TASK STATEMENT:
Which lines of the records contain "title"? Collect every one of them.
============================================================
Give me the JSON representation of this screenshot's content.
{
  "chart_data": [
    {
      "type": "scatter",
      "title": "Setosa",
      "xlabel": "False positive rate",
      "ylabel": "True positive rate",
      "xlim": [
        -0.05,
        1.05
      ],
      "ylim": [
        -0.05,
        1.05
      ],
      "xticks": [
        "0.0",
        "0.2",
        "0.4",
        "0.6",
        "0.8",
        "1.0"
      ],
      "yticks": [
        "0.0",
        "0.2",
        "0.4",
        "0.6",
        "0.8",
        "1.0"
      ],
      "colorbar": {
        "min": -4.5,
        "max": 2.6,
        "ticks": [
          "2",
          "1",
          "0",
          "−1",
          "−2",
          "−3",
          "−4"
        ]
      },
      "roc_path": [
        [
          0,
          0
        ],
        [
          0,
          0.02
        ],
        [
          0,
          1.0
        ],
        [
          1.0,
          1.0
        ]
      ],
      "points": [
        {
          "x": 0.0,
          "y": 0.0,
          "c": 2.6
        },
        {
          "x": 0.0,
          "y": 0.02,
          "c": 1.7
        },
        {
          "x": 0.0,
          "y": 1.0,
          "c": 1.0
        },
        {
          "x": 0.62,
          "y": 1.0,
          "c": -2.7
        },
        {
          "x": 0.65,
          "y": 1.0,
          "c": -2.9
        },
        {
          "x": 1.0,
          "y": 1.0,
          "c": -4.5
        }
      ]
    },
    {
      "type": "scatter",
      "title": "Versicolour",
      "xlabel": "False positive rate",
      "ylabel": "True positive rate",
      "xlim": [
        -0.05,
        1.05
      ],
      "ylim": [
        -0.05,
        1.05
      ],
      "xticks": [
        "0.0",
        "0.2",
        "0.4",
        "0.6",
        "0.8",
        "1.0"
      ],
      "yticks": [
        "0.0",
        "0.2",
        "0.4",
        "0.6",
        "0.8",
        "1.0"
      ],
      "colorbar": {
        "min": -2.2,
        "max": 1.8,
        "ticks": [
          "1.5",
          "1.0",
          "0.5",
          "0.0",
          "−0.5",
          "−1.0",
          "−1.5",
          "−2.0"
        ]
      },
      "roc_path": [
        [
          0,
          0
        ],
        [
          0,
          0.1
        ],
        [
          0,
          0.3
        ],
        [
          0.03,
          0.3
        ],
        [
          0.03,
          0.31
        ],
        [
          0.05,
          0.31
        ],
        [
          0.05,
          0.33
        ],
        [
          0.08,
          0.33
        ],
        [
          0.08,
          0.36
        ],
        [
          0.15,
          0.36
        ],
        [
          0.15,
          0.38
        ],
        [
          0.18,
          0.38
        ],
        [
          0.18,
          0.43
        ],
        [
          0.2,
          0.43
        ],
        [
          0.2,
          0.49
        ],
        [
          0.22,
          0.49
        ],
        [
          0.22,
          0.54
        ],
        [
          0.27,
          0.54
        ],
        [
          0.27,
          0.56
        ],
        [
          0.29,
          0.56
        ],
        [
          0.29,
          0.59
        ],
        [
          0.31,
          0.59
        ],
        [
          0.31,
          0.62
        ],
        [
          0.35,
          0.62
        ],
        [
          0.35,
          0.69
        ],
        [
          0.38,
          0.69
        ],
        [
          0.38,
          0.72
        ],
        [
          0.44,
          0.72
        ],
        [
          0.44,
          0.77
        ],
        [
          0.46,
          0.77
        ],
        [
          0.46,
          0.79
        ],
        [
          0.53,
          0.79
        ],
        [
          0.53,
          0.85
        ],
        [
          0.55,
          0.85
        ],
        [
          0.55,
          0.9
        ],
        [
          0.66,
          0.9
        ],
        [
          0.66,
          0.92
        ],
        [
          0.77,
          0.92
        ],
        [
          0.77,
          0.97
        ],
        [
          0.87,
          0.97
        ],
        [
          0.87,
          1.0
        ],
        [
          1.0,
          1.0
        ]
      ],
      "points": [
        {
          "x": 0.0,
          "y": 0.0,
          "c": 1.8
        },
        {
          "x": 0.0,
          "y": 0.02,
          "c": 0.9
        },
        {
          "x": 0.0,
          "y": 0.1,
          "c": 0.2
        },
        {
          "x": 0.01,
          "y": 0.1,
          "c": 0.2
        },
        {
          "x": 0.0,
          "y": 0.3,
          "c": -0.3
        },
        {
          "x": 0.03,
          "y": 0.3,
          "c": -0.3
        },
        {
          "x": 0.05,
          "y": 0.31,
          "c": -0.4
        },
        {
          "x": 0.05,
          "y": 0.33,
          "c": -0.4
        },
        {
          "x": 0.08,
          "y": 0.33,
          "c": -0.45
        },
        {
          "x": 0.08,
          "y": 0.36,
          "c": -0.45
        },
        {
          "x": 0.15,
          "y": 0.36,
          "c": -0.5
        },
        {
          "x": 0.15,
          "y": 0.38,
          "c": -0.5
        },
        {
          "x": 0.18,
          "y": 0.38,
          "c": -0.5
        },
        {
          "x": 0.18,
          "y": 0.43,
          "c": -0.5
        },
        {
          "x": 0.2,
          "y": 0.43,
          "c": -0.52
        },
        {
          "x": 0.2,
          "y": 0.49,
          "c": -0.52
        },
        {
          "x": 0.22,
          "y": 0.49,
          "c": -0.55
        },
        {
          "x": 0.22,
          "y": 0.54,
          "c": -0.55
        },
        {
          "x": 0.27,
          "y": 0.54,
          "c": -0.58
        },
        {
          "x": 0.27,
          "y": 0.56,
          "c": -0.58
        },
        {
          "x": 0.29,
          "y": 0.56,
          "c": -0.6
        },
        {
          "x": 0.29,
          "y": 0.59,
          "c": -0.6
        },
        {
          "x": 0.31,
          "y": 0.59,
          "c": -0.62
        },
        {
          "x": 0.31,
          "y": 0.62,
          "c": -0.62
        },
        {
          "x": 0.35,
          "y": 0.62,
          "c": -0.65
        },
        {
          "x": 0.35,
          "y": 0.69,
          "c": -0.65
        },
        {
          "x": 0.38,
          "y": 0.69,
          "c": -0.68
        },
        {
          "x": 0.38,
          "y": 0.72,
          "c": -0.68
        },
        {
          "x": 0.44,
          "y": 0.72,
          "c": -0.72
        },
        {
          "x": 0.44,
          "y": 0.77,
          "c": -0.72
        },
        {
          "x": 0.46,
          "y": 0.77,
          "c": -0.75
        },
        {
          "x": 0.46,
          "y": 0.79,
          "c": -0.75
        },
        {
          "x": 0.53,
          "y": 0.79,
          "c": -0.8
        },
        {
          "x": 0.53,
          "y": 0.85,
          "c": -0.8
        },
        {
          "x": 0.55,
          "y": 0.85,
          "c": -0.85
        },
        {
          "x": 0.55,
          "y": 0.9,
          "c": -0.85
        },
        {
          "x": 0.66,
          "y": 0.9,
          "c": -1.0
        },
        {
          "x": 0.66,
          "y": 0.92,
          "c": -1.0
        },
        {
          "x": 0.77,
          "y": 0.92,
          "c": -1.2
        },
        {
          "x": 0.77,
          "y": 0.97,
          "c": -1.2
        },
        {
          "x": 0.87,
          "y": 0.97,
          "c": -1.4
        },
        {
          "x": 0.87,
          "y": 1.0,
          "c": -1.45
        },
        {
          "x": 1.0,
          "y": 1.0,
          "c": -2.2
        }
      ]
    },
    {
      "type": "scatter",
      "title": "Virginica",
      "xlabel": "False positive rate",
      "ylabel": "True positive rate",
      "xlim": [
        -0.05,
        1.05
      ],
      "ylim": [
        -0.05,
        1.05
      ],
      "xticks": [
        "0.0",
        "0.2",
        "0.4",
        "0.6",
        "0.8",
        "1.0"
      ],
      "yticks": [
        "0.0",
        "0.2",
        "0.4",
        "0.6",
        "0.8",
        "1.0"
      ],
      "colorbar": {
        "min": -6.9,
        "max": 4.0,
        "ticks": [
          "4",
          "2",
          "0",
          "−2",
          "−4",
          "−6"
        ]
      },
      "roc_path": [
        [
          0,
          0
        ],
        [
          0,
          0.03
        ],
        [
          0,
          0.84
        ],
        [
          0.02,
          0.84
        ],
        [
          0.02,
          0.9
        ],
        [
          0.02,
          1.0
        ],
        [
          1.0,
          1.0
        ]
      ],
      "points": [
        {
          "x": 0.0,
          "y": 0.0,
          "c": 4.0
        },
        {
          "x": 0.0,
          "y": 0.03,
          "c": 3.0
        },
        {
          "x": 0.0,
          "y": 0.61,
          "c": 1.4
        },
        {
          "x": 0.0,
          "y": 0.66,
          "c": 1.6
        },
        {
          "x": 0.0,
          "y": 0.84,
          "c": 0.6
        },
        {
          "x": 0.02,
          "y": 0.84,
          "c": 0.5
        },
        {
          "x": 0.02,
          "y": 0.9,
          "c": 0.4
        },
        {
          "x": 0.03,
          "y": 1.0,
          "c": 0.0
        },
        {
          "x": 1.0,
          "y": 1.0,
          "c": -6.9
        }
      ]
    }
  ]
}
============================================================
SOLUTION BELOW:
      "title": "Setosa",
      "title": "Versicolour",
      "title": "Virginica",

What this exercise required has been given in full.